[Items from a dataset]
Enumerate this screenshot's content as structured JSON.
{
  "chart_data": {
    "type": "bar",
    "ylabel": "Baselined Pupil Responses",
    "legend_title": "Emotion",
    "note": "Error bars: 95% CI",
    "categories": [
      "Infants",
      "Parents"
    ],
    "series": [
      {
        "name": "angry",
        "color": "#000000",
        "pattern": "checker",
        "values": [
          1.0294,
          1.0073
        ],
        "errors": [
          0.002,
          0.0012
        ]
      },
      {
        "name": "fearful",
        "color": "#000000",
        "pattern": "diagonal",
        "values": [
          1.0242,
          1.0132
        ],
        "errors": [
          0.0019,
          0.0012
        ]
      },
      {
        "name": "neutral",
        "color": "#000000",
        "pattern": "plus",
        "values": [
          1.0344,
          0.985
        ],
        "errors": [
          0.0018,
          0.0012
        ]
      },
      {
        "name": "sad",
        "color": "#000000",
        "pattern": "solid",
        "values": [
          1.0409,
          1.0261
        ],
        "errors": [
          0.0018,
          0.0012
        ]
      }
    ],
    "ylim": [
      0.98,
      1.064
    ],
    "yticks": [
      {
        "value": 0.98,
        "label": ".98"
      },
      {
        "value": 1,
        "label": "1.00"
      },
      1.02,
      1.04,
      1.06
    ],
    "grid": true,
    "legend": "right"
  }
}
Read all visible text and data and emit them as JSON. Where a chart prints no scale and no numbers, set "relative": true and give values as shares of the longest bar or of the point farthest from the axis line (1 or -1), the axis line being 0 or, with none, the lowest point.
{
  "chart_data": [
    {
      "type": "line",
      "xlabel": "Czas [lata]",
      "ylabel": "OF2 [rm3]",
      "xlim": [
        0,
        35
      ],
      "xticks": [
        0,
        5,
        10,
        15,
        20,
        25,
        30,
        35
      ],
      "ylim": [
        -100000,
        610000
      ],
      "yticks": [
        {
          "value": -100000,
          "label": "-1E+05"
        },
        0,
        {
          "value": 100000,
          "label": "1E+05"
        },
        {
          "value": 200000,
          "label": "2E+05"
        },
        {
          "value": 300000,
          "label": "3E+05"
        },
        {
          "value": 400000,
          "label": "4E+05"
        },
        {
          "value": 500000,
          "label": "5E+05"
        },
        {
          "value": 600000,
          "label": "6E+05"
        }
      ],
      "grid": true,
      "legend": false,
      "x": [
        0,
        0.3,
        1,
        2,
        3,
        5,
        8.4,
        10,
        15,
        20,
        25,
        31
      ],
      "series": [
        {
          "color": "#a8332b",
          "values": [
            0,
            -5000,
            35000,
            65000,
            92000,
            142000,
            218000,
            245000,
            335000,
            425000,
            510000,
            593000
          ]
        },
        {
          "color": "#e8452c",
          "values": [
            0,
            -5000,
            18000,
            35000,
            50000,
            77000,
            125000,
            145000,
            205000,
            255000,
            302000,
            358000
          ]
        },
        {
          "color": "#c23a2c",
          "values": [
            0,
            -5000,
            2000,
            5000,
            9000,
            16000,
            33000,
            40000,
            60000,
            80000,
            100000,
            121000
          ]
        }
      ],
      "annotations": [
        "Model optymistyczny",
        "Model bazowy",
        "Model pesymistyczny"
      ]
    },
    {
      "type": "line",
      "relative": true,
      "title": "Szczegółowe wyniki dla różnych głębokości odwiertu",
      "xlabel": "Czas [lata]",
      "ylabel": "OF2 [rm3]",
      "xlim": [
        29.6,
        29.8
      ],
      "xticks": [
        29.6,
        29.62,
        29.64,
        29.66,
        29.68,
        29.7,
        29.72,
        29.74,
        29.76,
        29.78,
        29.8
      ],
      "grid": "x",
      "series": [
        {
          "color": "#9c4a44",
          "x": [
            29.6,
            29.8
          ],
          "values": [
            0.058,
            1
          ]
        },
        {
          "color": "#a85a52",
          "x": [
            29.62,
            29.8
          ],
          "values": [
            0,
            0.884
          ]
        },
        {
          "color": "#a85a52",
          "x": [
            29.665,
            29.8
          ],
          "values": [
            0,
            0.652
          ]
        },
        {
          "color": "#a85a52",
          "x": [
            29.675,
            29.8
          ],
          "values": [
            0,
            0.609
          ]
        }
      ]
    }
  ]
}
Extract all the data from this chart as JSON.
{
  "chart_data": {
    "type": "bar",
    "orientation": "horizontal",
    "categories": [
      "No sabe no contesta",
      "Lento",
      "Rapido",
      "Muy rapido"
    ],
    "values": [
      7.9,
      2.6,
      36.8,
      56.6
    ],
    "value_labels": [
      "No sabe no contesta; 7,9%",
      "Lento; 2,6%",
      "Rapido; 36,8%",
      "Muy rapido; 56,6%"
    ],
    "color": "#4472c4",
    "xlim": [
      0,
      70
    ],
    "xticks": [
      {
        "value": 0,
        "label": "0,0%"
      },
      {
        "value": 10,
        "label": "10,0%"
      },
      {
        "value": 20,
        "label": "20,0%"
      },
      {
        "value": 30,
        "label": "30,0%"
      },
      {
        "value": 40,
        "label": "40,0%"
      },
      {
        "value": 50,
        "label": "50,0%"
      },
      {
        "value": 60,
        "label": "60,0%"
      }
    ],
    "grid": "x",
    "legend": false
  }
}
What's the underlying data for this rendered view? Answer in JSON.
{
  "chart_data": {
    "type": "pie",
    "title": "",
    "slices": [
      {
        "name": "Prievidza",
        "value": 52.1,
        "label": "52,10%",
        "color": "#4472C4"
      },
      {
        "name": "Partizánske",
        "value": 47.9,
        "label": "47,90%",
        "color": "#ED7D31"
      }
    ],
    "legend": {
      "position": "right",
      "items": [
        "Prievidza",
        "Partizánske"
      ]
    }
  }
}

> **Problem to work on**: Write the listing out again, exactly as it reads.

> **Complete answer**:
Enumerate this screenshot's content as structured JSON.
{
  "chart_data": {
    "type": "bar",
    "ylabel": "Baselined Pupil Responses",
    "legend_title": "Emotion",
    "note": "Error bars: 95% CI",
    "categories": [
      "Infants",
      "Parents"
    ],
    "series": [
      {
        "name": "angry",
        "color": "#000000",
        "pattern": "checker",
        "values": [
          1.0294,
          1.0073
        ],
        "errors": [
          0.002,
          0.0012
        ]
      },
      {
        "name": "fearful",
        "color": "#000000",
        "pattern": "diagonal",
        "values": [
          1.0242,
          1.0132
        ],
        "errors": [
          0.0019,
          0.0012
        ]
      },
      {
        "name": "neutral",
        "color": "#000000",
        "pattern": "plus",
        "values": [
          1.0344,
          0.985
        ],
        "errors": [
          0.0018,
          0.0012
        ]
      },
      {
        "name": "sad",
        "color": "#000000",
        "pattern": "solid",
        "values": [
          1.0409,
          1.0261
        ],
        "errors": [
          0.0018,
          0.0012
        ]
      }
    ],
    "ylim": [
      0.98,
      1.064
    ],
    "yticks": [
      {
        "value": 0.98,
        "label": ".98"
      },
      {
        "value": 1,
        "label": "1.00"
      },
      1.02,
      1.04,
      1.06
    ],
    "grid": true,
    "legend": "right"
  }
}
Read all visible text and data and emit them as JSON. Where a chart prints no scale and no numbers, set "relative": true and give values as shares of the longest bar or of the point farthest from the axis line (1 or -1), the axis line being 0 or, with none, the lowest point.
{
  "chart_data": [
    {
      "type": "line",
      "xlabel": "Czas [lata]",
      "ylabel": "OF2 [rm3]",
      "xlim": [
        0,
        35
      ],
      "xticks": [
        0,
        5,
        10,
        15,
        20,
        25,
        30,
        35
      ],
      "ylim": [
        -100000,
        610000
      ],
      "yticks": [
        {
          "value": -100000,
          "label": "-1E+05"
        },
        0,
        {
          "value": 100000,
          "label": "1E+05"
        },
        {
          "value": 200000,
          "label": "2E+05"
        },
        {
          "value": 300000,
          "label": "3E+05"
        },
        {
          "value": 400000,
          "label": "4E+05"
        },
        {
          "value": 500000,
          "label": "5E+05"
        },
        {
          "value": 600000,
          "label": "6E+05"
        }
      ],
      "grid": true,
      "legend": false,
      "x": [
        0,
        0.3,
        1,
        2,
        3,
        5,
        8.4,
        10,
        15,
        20,
        25,
        31
      ],
      "series": [
        {
          "color": "#a8332b",
          "values": [
            0,
            -5000,
            35000,
            65000,
            92000,
            142000,
            218000,
            245000,
            335000,
            425000,
            510000,
            593000
          ]
        },
        {
          "color": "#e8452c",
          "values": [
            0,
            -5000,
            18000,
            35000,
            50000,
            77000,
            125000,
            145000,
            205000,
            255000,
            302000,
            358000
          ]
        },
        {
          "color": "#c23a2c",
          "values": [
            0,
            -5000,
            2000,
            5000,
            9000,
            16000,
            33000,
            40000,
            60000,
            80000,
            100000,
            121000
          ]
        }
      ],
      "annotations": [
        "Model optymistyczny",
        "Model bazowy",
        "Model pesymistyczny"
      ]
    },
    {
      "type": "line",
      "relative": true,
      "title": "Szczegółowe wyniki dla różnych głębokości odwiertu",
      "xlabel": "Czas [lata]",
      "ylabel": "OF2 [rm3]",
      "xlim": [
        29.6,
        29.8
      ],
      "xticks": [
        29.6,
        29.62,
        29.64,
        29.66,
        29.68,
        29.7,
        29.72,
        29.74,
        29.76,
        29.78,
        29.8
      ],
      "grid": "x",
      "series": [
        {
          "color": "#9c4a44",
          "x": [
            29.6,
            29.8
          ],
          "values": [
            0.058,
            1
          ]
        },
        {
          "color": "#a85a52",
          "x": [
            29.62,
            29.8
          ],
          "values": [
            0,
            0.884
          ]
        },
        {
          "color": "#a85a52",
          "x": [
            29.665,
            29.8
          ],
          "values": [
            0,
            0.652
          ]
        },
        {
          "color": "#a85a52",
          "x": [
            29.675,
            29.8
          ],
          "values": [
            0,
            0.609
          ]
        }
      ]
    }
  ]
}
Extract all the data from this chart as JSON.
{
  "chart_data": {
    "type": "bar",
    "orientation": "horizontal",
    "categories": [
      "No sabe no contesta",
      "Lento",
      "Rapido",
      "Muy rapido"
    ],
    "values": [
      7.9,
      2.6,
      36.8,
      56.6
    ],
    "value_labels": [
      "No sabe no contesta; 7,9%",
      "Lento; 2,6%",
      "Rapido; 36,8%",
      "Muy rapido; 56,6%"
    ],
    "color": "#4472c4",
    "xlim": [
      0,
      70
    ],
    "xticks": [
      {
        "value": 0,
        "label": "0,0%"
      },
      {
        "value": 10,
        "label": "10,0%"
      },
      {
        "value": 20,
        "label": "20,0%"
      },
      {
        "value": 30,
        "label": "30,0%"
      },
      {
        "value": 40,
        "label": "40,0%"
      },
      {
        "value": 50,
        "label": "50,0%"
      },
      {
        "value": 60,
        "label": "60,0%"
      }
    ],
    "grid": "x",
    "legend": false
  }
}
What's the underlying data for this rendered view? Answer in JSON.
{
  "chart_data": {
    "type": "pie",
    "title": "",
    "slices": [
      {
        "name": "Prievidza",
        "value": 52.1,
        "label": "52,10%",
        "color": "#4472C4"
      },
      {
        "name": "Partizánske",
        "value": 47.9,
        "label": "47,90%",
        "color": "#ED7D31"
      }
    ],
    "legend": {
      "position": "right",
      "items": [
        "Prievidza",
        "Partizánske"
      ]
    }
  }
}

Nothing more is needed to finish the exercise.